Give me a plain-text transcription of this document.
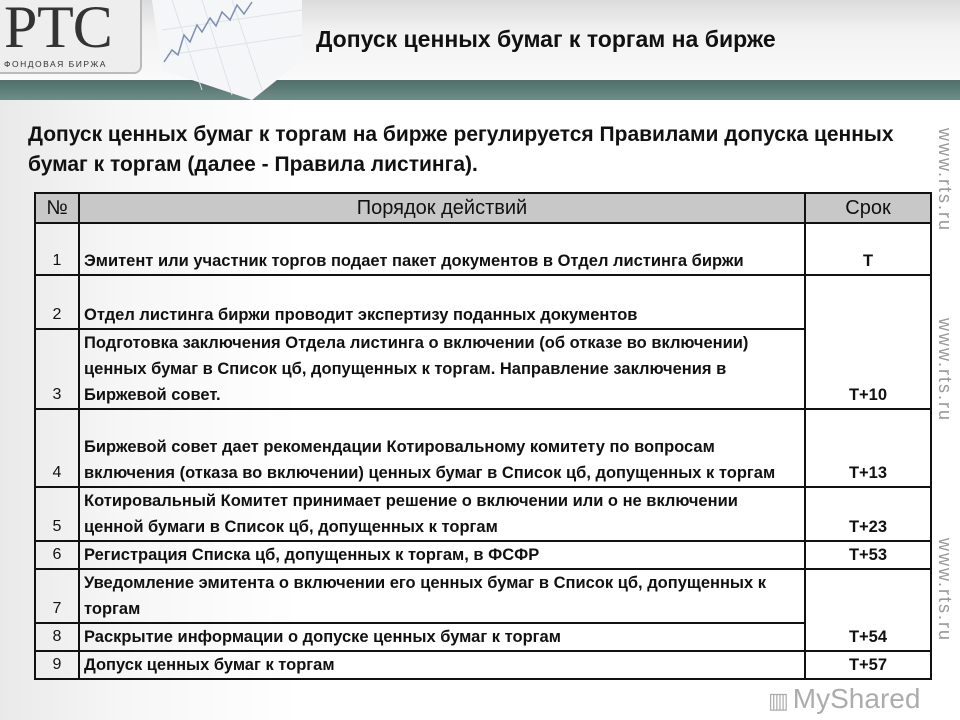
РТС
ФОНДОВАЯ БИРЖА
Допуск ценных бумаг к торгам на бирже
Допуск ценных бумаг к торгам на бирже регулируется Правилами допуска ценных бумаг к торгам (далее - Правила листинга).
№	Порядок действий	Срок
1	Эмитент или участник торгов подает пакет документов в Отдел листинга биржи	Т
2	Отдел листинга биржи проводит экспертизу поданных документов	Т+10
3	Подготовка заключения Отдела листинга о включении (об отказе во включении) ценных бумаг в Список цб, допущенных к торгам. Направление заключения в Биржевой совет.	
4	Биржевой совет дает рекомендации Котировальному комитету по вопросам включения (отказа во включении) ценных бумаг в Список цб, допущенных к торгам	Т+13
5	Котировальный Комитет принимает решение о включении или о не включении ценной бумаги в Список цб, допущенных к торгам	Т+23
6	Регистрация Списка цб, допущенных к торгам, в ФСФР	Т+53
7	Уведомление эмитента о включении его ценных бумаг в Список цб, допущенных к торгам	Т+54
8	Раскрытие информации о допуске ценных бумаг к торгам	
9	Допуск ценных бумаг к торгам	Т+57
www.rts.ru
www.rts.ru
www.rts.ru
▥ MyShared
________
• [Aim of the task]
Set down the records in full and exactly. Do not carry over any image.

• [Completed exercise]
Give me a plain-text transcription of this document.
РТС
ФОНДОВАЯ БИРЖА
Допуск ценных бумаг к торгам на бирже
Допуск ценных бумаг к торгам на бирже регулируется Правилами допуска ценных бумаг к торгам (далее - Правила листинга).
№	Порядок действий	Срок
1	Эмитент или участник торгов подает пакет документов в Отдел листинга биржи	Т
2	Отдел листинга биржи проводит экспертизу поданных документов	Т+10
3	Подготовка заключения Отдела листинга о включении (об отказе во включении) ценных бумаг в Список цб, допущенных к торгам. Направление заключения в Биржевой совет.	
4	Биржевой совет дает рекомендации Котировальному комитету по вопросам включения (отказа во включении) ценных бумаг в Список цб, допущенных к торгам	Т+13
5	Котировальный Комитет принимает решение о включении или о не включении ценной бумаги в Список цб, допущенных к торгам	Т+23
6	Регистрация Списка цб, допущенных к торгам, в ФСФР	Т+53
7	Уведомление эмитента о включении его ценных бумаг в Список цб, допущенных к торгам	Т+54
8	Раскрытие информации о допуске ценных бумаг к торгам	
9	Допуск ценных бумаг к торгам	Т+57
www.rts.ru
www.rts.ru
www.rts.ru
▥ MyShared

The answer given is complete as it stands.